### EXERCISE REQUIREMENTS:
Extract every line that includes the string "fall".

Dataset items:
^^^^
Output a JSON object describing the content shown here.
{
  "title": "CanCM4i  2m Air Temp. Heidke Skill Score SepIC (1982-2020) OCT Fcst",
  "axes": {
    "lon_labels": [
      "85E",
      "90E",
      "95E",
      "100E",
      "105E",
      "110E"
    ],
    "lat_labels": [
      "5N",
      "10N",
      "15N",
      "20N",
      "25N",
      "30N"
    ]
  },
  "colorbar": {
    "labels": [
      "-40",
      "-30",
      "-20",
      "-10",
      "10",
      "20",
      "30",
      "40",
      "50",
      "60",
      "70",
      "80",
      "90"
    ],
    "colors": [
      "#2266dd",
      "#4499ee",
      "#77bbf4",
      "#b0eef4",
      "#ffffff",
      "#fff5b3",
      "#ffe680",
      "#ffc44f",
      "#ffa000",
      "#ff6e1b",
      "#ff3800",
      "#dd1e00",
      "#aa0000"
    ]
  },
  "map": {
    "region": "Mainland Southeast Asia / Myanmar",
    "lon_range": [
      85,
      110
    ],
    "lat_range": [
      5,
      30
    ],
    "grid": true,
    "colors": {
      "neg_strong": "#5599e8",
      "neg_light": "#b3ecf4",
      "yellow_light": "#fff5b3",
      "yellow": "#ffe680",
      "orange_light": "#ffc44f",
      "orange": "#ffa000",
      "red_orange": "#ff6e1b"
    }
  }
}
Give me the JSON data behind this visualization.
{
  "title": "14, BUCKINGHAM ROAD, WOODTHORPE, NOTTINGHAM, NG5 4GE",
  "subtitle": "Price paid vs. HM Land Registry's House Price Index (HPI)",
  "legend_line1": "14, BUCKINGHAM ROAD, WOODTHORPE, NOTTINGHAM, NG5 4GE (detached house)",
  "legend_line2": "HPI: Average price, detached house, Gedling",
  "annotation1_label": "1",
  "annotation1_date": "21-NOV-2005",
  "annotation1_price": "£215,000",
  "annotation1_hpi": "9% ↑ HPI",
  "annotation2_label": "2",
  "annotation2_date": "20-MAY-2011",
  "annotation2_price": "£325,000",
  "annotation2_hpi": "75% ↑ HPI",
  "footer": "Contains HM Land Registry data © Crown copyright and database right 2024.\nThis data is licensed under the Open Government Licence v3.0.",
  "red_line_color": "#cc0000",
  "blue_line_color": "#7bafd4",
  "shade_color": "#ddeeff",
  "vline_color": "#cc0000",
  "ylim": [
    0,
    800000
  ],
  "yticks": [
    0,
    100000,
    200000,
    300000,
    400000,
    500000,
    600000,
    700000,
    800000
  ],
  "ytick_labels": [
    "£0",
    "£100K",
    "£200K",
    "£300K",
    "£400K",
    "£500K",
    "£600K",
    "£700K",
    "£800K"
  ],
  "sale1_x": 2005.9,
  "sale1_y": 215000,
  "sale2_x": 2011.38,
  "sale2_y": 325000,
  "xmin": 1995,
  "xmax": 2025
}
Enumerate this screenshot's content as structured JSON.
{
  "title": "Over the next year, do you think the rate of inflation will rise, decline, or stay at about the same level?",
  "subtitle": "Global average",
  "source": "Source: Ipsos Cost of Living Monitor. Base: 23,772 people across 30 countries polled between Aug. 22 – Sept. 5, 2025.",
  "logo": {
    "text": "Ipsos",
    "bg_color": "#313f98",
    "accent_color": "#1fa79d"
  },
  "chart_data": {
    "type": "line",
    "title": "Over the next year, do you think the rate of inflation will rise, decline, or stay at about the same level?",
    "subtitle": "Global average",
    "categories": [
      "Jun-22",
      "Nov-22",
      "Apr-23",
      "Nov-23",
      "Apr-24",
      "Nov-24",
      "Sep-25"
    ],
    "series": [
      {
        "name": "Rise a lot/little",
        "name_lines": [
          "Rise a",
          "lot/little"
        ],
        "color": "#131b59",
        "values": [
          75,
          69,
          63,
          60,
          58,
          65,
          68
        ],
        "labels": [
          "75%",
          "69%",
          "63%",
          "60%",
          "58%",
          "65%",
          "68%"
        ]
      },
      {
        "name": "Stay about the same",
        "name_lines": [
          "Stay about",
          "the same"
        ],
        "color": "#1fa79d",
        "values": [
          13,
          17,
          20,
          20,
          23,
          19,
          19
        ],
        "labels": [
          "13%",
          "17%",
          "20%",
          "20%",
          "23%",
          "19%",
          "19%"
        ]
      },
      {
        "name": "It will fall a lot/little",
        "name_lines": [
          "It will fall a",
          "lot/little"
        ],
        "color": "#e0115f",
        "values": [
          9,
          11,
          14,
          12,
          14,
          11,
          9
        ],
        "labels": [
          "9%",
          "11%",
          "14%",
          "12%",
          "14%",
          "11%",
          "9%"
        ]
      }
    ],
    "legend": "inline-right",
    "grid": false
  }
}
^^^^
### OUTPUT FOR THIS TASK:
        "name": "It will fall a lot/little",
          "It will fall a",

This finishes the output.